* _WHAT YOU WILL DO_
Copy all lines below exactly as written. Leave pictures out.

— start EXTRACTED DATA —

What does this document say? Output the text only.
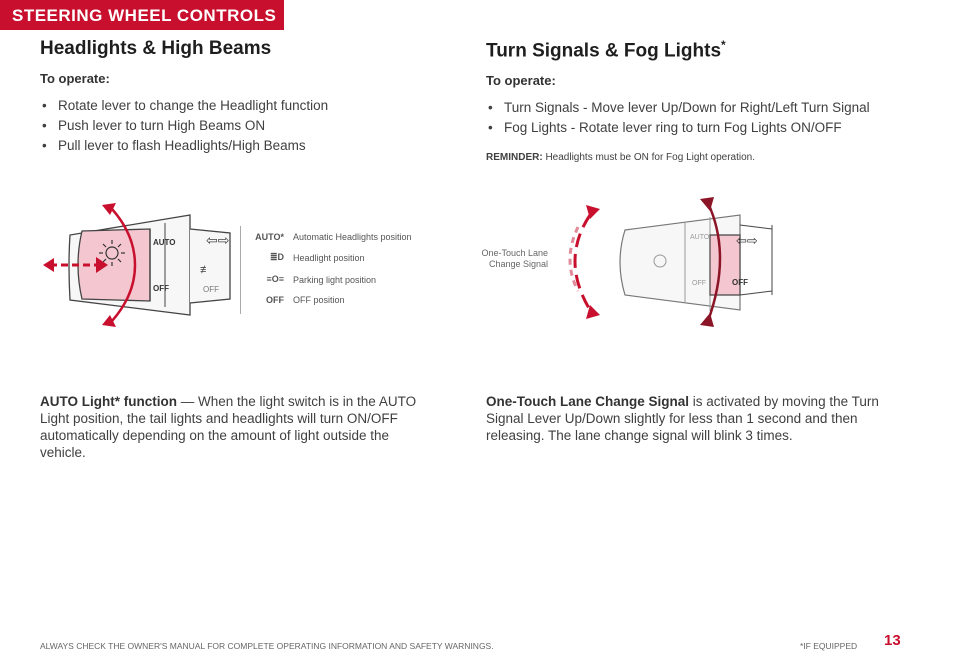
STEERING WHEEL CONTROLS
Headlights & High Beams
To operate:
• Rotate lever to change the Headlight function
• Push lever to turn High Beams ON
• Pull lever to flash Headlights/High Beams
AUTO
OFF	OFF
⇦⇨
≢
AUTO* Automatic Headlights position
≣D Headlight position
≡O≡ Parking light position
OFF OFF position
AUTO Light* function — When the light switch is in the AUTO Light position, the tail lights and headlights will turn ON/OFF automatically depending on the amount of light outside the vehicle.
Turn Signals & Fog Lights*
To operate:
• Turn Signals - Move lever Up/Down for Right/Left Turn Signal
• Fog Lights - Rotate lever ring to turn Fog Lights ON/OFF
REMINDER: Headlights must be ON for Fog Light operation.
One-Touch Lane Change Signal
AUTO
OFF	OFF
⇦⇨
One-Touch Lane Change Signal is activated by moving the Turn Signal Lever Up/Down slightly for less than 1 second and then releasing. The lane change signal will blink 3 times.
ALWAYS CHECK THE OWNER'S MANUAL FOR COMPLETE OPERATING INFORMATION AND SAFETY WARNINGS.	*IF EQUIPPED 13
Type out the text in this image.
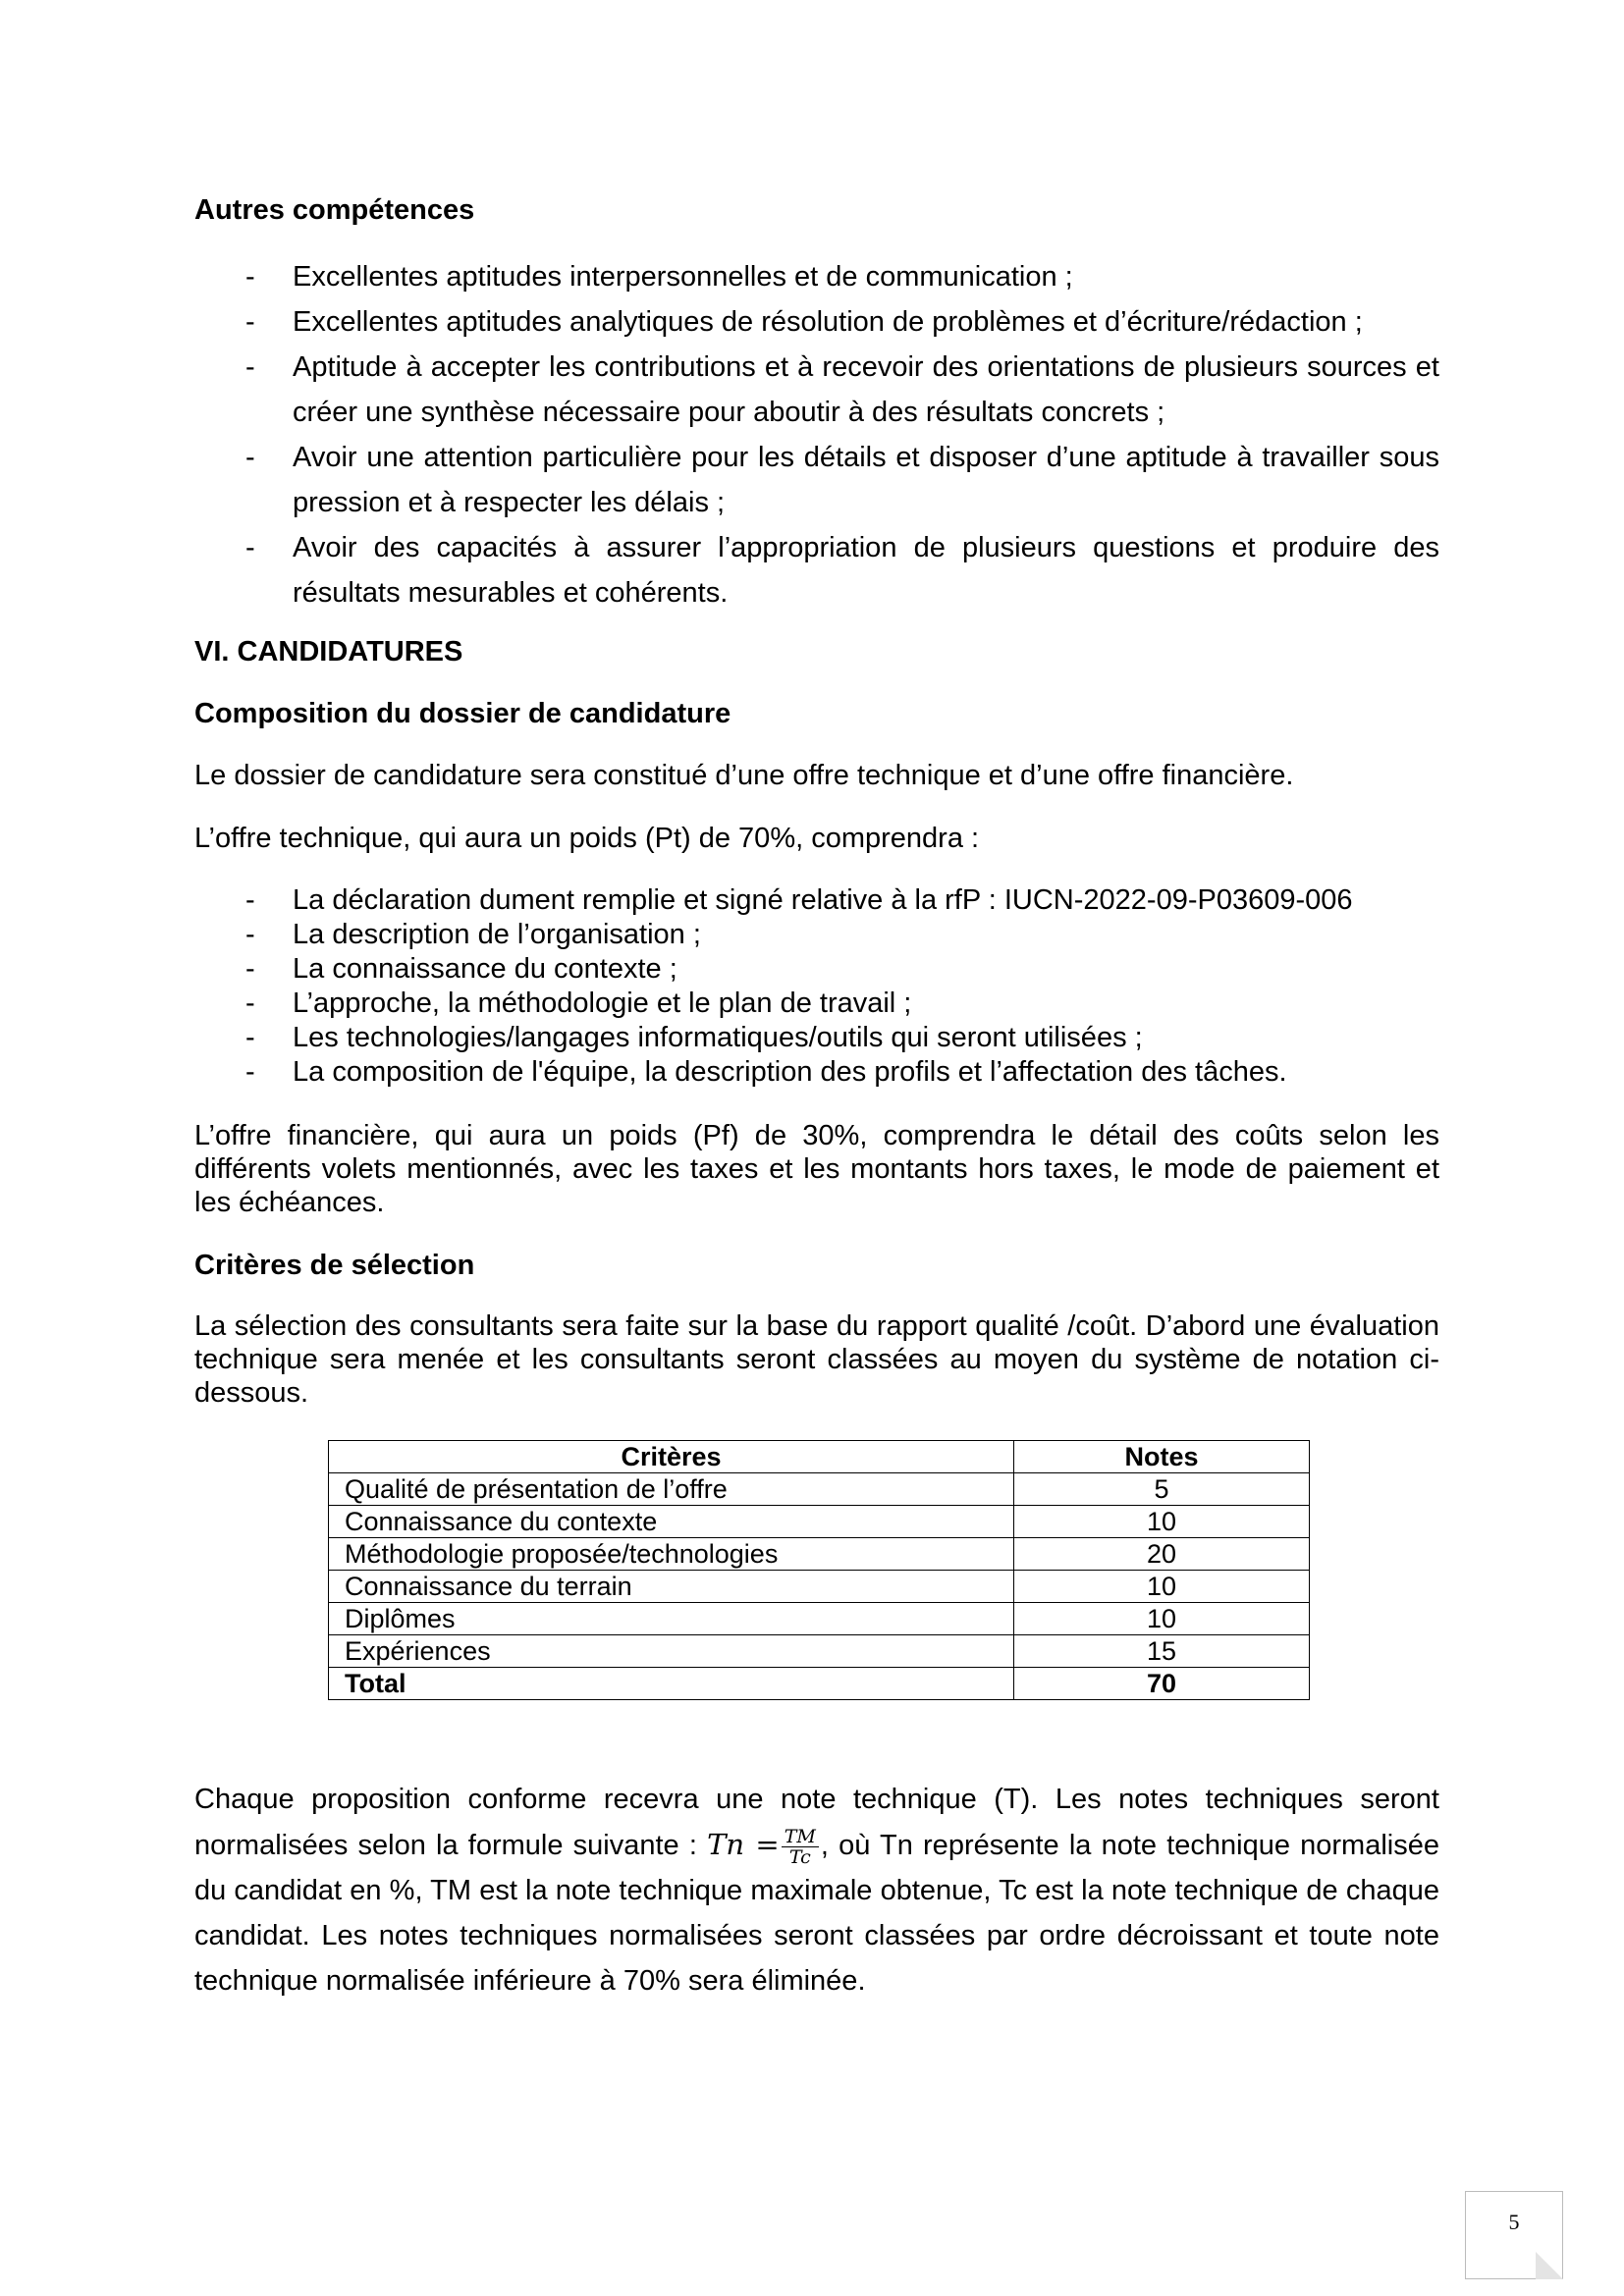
Autres compétences
- Excellentes aptitudes interpersonnelles et de communication ;
- Excellentes aptitudes analytiques de résolution de problèmes et d’écriture/rédaction ;
- Aptitude à accepter les contributions et à recevoir des orientations de plusieurs sources et créer une synthèse nécessaire pour aboutir à des résultats concrets ;
- Avoir une attention particulière pour les détails et disposer d’une aptitude à travailler sous pression et à respecter les délais ;
- Avoir des capacités à assurer l’appropriation de plusieurs questions et produire des résultats mesurables et cohérents.
VI. CANDIDATURES
Composition du dossier de candidature
Le dossier de candidature sera constitué d’une offre technique et d’une offre financière.
L’offre technique, qui aura un poids (Pt) de 70%, comprendra :
- La déclaration dument remplie et signé relative à la rfP : IUCN-2022-09-P03609-006
- La description de l’organisation ;
- La connaissance du contexte ;
- L’approche, la méthodologie et le plan de travail ;
- Les technologies/langages informatiques/outils qui seront utilisées ;
- La composition de l'équipe, la description des profils et l’affectation des tâches.
L’offre financière, qui aura un poids (Pf) de 30%, comprendra le détail des coûts selon les différents volets mentionnés, avec les taxes et les montants hors taxes, le mode de paiement et les échéances.
Critères de sélection
La sélection des consultants sera faite sur la base du rapport qualité /coût. D’abord une évaluation technique sera menée et les consultants seront classées au moyen du système de notation ci-dessous.
Critères	Notes
Qualité de présentation de l’offre	5
Connaissance du contexte	10
Méthodologie proposée/technologies	20
Connaissance du terrain	10
Diplômes	10
Expériences	15
Total	70
Chaque proposition conforme recevra une note technique (T). Les notes techniques seront normalisées selon la formule suivante : $Tn = \frac{TM}{Tc}$ , où Tn représente la note technique normalisée du candidat en %, TM est la note technique maximale obtenue, Tc est la note technique de chaque candidat. Les notes techniques normalisées seront classées par ordre décroissant et toute note technique normalisée inférieure à 70% sera éliminée.
5
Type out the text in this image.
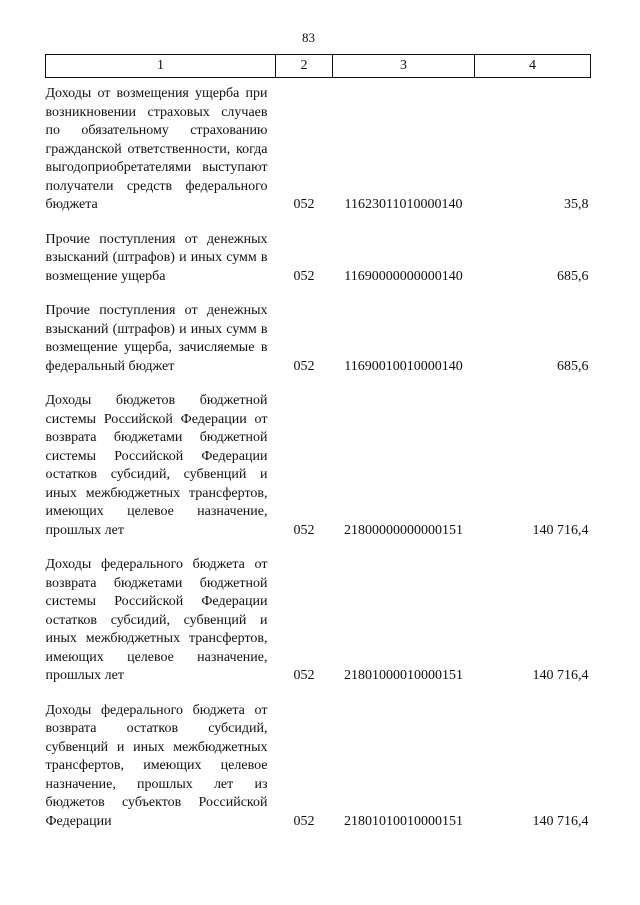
83
1	2	3	4
Доходы от возмещения ущерба при возникновении страховых случаев по обязательному страхованию гражданской ответственности, когда выгодоприобретателями выступают получатели средств федерального бюджета	052	11623011010000140	35,8
Прочие поступления от денежных взысканий (штрафов) и иных сумм в возмещение ущерба	052	11690000000000140	685,6
Прочие поступления от денежных взысканий (штрафов) и иных сумм в возмещение ущерба, зачисляемые в федеральный бюджет	052	11690010010000140	685,6
Доходы бюджетов бюджетной системы Российской Федерации от возврата бюджетами бюджетной системы Российской Федерации остатков субсидий, субвенций и иных межбюджетных трансфертов, имеющих целевое назначение, прошлых лет	052	21800000000000151	140 716,4
Доходы федерального бюджета от возврата бюджетами бюджетной системы Российской Федерации остатков субсидий, субвенций и иных межбюджетных трансфертов, имеющих целевое назначение, прошлых лет	052	21801000010000151	140 716,4
Доходы федерального бюджета от возврата остатков субсидий, субвенций и иных межбюджетных трансфертов, имеющих целевое назначение, прошлых лет из бюджетов субъектов Российской Федерации	052	21801010010000151	140 716,4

— end EXTRACTED DATA —

* _EXERCISE SOLUTION_
What does this document say? Output the text only.
STEERING WHEEL CONTROLS
Headlights & High Beams
To operate:
• Rotate lever to change the Headlight function
• Push lever to turn High Beams ON
• Pull lever to flash Headlights/High Beams
AUTO
OFF	OFF
⇦⇨
≢
AUTO* Automatic Headlights position
≣D Headlight position
≡O≡ Parking light position
OFF OFF position
AUTO Light* function — When the light switch is in the AUTO Light position, the tail lights and headlights will turn ON/OFF automatically depending on the amount of light outside the vehicle.
Turn Signals & Fog Lights*
To operate:
• Turn Signals - Move lever Up/Down for Right/Left Turn Signal
• Fog Lights - Rotate lever ring to turn Fog Lights ON/OFF
REMINDER: Headlights must be ON for Fog Light operation.
One-Touch Lane Change Signal
AUTO
OFF	OFF
⇦⇨
One-Touch Lane Change Signal is activated by moving the Turn Signal Lever Up/Down slightly for less than 1 second and then releasing. The lane change signal will blink 3 times.
ALWAYS CHECK THE OWNER'S MANUAL FOR COMPLETE OPERATING INFORMATION AND SAFETY WARNINGS.	*IF EQUIPPED 13
Type out the text in this image.
Autres compétences
- Excellentes aptitudes interpersonnelles et de communication ;
- Excellentes aptitudes analytiques de résolution de problèmes et d’écriture/rédaction ;
- Aptitude à accepter les contributions et à recevoir des orientations de plusieurs sources et créer une synthèse nécessaire pour aboutir à des résultats concrets ;
- Avoir une attention particulière pour les détails et disposer d’une aptitude à travailler sous pression et à respecter les délais ;
- Avoir des capacités à assurer l’appropriation de plusieurs questions et produire des résultats mesurables et cohérents.
VI. CANDIDATURES
Composition du dossier de candidature
Le dossier de candidature sera constitué d’une offre technique et d’une offre financière.
L’offre technique, qui aura un poids (Pt) de 70%, comprendra :
- La déclaration dument remplie et signé relative à la rfP : IUCN-2022-09-P03609-006
- La description de l’organisation ;
- La connaissance du contexte ;
- L’approche, la méthodologie et le plan de travail ;
- Les technologies/langages informatiques/outils qui seront utilisées ;
- La composition de l'équipe, la description des profils et l’affectation des tâches.
L’offre financière, qui aura un poids (Pf) de 30%, comprendra le détail des coûts selon les différents volets mentionnés, avec les taxes et les montants hors taxes, le mode de paiement et les échéances.
Critères de sélection
La sélection des consultants sera faite sur la base du rapport qualité /coût. D’abord une évaluation technique sera menée et les consultants seront classées au moyen du système de notation ci-dessous.
Critères	Notes
Qualité de présentation de l’offre	5
Connaissance du contexte	10
Méthodologie proposée/technologies	20
Connaissance du terrain	10
Diplômes	10
Expériences	15
Total	70
Chaque proposition conforme recevra une note technique (T). Les notes techniques seront normalisées selon la formule suivante : $Tn = \frac{TM}{Tc}$ , où Tn représente la note technique normalisée du candidat en %, TM est la note technique maximale obtenue, Tc est la note technique de chaque candidat. Les notes techniques normalisées seront classées par ordre décroissant et toute note technique normalisée inférieure à 70% sera éliminée.
5
Type out the text in this image.
83
1	2	3	4
Доходы от возмещения ущерба при возникновении страховых случаев по обязательному страхованию гражданской ответственности, когда выгодоприобретателями выступают получатели средств федерального бюджета	052	11623011010000140	35,8
Прочие поступления от денежных взысканий (штрафов) и иных сумм в возмещение ущерба	052	11690000000000140	685,6
Прочие поступления от денежных взысканий (штрафов) и иных сумм в возмещение ущерба, зачисляемые в федеральный бюджет	052	11690010010000140	685,6
Доходы бюджетов бюджетной системы Российской Федерации от возврата бюджетами бюджетной системы Российской Федерации остатков субсидий, субвенций и иных межбюджетных трансфертов, имеющих целевое назначение, прошлых лет	052	21800000000000151	140 716,4
Доходы федерального бюджета от возврата бюджетами бюджетной системы Российской Федерации остатков субсидий, субвенций и иных межбюджетных трансфертов, имеющих целевое назначение, прошлых лет	052	21801000010000151	140 716,4
Доходы федерального бюджета от возврата остатков субсидий, субвенций и иных межбюджетных трансфертов, имеющих целевое назначение, прошлых лет из бюджетов субъектов Российской Федерации	052	21801010010000151	140 716,4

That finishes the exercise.